[Task statement] Copy out each line that includes the word "date".

>> Begin Dataset records

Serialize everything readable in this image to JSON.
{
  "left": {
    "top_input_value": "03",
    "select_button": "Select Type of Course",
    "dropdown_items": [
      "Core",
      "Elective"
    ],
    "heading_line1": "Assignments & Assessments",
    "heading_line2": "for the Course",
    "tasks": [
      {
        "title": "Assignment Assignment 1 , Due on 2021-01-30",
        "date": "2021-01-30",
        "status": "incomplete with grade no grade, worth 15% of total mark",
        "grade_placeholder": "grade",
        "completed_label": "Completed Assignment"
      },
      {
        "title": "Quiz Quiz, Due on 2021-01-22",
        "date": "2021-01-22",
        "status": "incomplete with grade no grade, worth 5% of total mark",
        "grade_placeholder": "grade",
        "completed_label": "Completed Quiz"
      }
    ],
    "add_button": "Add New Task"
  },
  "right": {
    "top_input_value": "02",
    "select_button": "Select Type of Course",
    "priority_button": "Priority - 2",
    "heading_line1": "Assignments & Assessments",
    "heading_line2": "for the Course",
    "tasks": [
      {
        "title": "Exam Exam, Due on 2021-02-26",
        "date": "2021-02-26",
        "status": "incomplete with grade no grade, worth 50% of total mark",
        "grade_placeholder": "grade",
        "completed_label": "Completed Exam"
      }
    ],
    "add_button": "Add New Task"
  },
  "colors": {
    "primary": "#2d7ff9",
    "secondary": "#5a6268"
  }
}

>> End Dataset records

[Response to the task]
        "date": "2021-01-30",
        "date": "2021-01-22",
        "date": "2021-02-26",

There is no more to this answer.